§ **GIVEN REQUEST**: Restate the listing below word for word, omitting any images.

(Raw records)
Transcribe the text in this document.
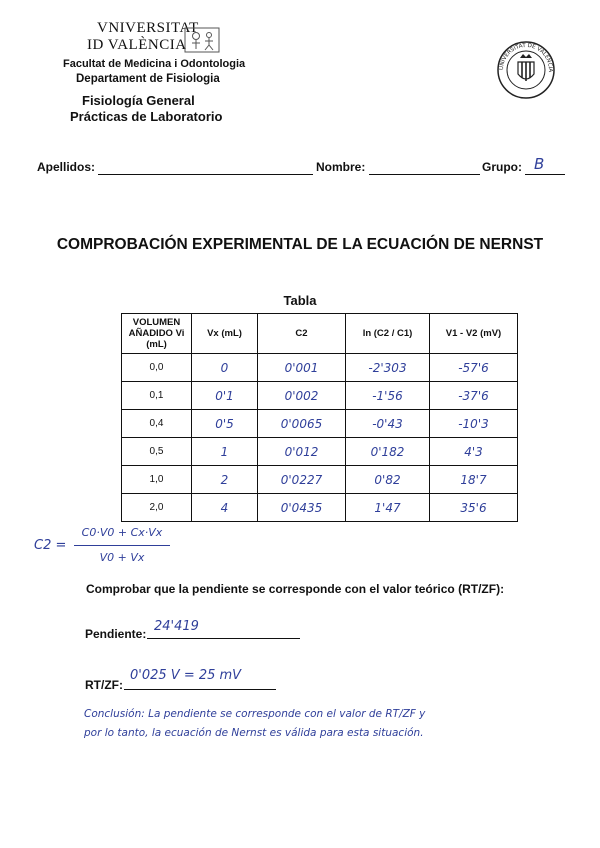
VNIVERSITAT
ID VALÈNCIA
Facultat de Medicina i Odontologia
Departament de Fisiologia
Fisiología General
Prácticas de Laboratorio
UNIVERSITAT DE VALÈNCIA
Apellidos:	Nombre:	Grupo: B
COMPROBACIÓN EXPERIMENTAL DE LA ECUACIÓN DE NERNST
Tabla
VOLUMEN AÑADIDO Vi (mL)	Vx (mL)	C2	ln (C2 / C1)	V1 - V2 (mV)
0,0	0	0'001	-2'303	-57'6
0,1	0'1	0'002	-1'56	-37'6
0,4	0'5	0'0065	-0'43	-10'3
0,5	1	0'012	0'182	4'3
1,0	2	0'0227	0'82	18'7
2,0	4	0'0435	1'47	35'6
C2 =
C0·V0 + Cx·Vx
V0 + Vx
Comprobar que la pendiente se corresponde con el valor teórico (RT/ZF):
Pendiente: 24'419
RT/ZF:
0'025 V = 25 mV
Conclusión: La pendiente se corresponde con el valor de RT/ZF y
por lo tanto, la ecuación de Nernst es válida para esta situación.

§ **RESULT OF THE EXERCISE**:
Transcribe the text in this document.
VNIVERSITAT
ID VALÈNCIA
Facultat de Medicina i Odontologia
Departament de Fisiologia
Fisiología General
Prácticas de Laboratorio
UNIVERSITAT DE VALÈNCIA
Apellidos:	Nombre:	Grupo: B
COMPROBACIÓN EXPERIMENTAL DE LA ECUACIÓN DE NERNST
Tabla
VOLUMEN AÑADIDO Vi (mL)	Vx (mL)	C2	ln (C2 / C1)	V1 - V2 (mV)
0,0	0	0'001	-2'303	-57'6
0,1	0'1	0'002	-1'56	-37'6
0,4	0'5	0'0065	-0'43	-10'3
0,5	1	0'012	0'182	4'3
1,0	2	0'0227	0'82	18'7
2,0	4	0'0435	1'47	35'6
C2 =
C0·V0 + Cx·Vx
V0 + Vx
Comprobar que la pendiente se corresponde con el valor teórico (RT/ZF):
Pendiente: 24'419
RT/ZF:
0'025 V = 25 mV
Conclusión: La pendiente se corresponde con el valor de RT/ZF y
por lo tanto, la ecuación de Nernst es válida para esta situación.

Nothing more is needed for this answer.